Records for this exercise:
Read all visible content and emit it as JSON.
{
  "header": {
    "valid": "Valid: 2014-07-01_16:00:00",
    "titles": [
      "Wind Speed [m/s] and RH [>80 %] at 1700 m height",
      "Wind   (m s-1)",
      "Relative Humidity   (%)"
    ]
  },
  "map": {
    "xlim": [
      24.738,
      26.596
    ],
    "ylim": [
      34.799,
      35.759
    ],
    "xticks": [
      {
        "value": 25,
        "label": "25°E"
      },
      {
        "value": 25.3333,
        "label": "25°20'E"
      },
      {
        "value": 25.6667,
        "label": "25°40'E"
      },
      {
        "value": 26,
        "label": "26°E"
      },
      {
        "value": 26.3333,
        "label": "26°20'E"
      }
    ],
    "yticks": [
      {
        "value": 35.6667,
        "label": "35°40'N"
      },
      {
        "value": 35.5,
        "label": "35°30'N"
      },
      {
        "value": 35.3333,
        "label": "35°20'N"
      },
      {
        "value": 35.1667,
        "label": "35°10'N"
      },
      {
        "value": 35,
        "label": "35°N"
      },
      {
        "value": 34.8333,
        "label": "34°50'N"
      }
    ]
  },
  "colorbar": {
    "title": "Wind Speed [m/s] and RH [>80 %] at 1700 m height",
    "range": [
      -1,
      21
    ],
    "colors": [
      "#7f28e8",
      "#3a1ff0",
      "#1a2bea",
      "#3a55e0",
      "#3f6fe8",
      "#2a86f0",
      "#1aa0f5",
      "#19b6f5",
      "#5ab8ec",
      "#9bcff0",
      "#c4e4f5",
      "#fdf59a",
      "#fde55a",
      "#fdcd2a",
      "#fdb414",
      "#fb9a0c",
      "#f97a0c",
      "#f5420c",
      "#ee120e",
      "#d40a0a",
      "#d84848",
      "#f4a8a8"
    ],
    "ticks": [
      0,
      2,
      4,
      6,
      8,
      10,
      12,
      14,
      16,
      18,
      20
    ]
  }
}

Exercise details:
Write the listing out again, exactly as it reads.

The reply:
Read all visible content and emit it as JSON.
{
  "header": {
    "valid": "Valid: 2014-07-01_16:00:00",
    "titles": [
      "Wind Speed [m/s] and RH [>80 %] at 1700 m height",
      "Wind   (m s-1)",
      "Relative Humidity   (%)"
    ]
  },
  "map": {
    "xlim": [
      24.738,
      26.596
    ],
    "ylim": [
      34.799,
      35.759
    ],
    "xticks": [
      {
        "value": 25,
        "label": "25°E"
      },
      {
        "value": 25.3333,
        "label": "25°20'E"
      },
      {
        "value": 25.6667,
        "label": "25°40'E"
      },
      {
        "value": 26,
        "label": "26°E"
      },
      {
        "value": 26.3333,
        "label": "26°20'E"
      }
    ],
    "yticks": [
      {
        "value": 35.6667,
        "label": "35°40'N"
      },
      {
        "value": 35.5,
        "label": "35°30'N"
      },
      {
        "value": 35.3333,
        "label": "35°20'N"
      },
      {
        "value": 35.1667,
        "label": "35°10'N"
      },
      {
        "value": 35,
        "label": "35°N"
      },
      {
        "value": 34.8333,
        "label": "34°50'N"
      }
    ]
  },
  "colorbar": {
    "title": "Wind Speed [m/s] and RH [>80 %] at 1700 m height",
    "range": [
      -1,
      21
    ],
    "colors": [
      "#7f28e8",
      "#3a1ff0",
      "#1a2bea",
      "#3a55e0",
      "#3f6fe8",
      "#2a86f0",
      "#1aa0f5",
      "#19b6f5",
      "#5ab8ec",
      "#9bcff0",
      "#c4e4f5",
      "#fdf59a",
      "#fde55a",
      "#fdcd2a",
      "#fdb414",
      "#fb9a0c",
      "#f97a0c",
      "#f5420c",
      "#ee120e",
      "#d40a0a",
      "#d84848",
      "#f4a8a8"
    ],
    "ticks": [
      0,
      2,
      4,
      6,
      8,
      10,
      12,
      14,
      16,
      18,
      20
    ]
  }
}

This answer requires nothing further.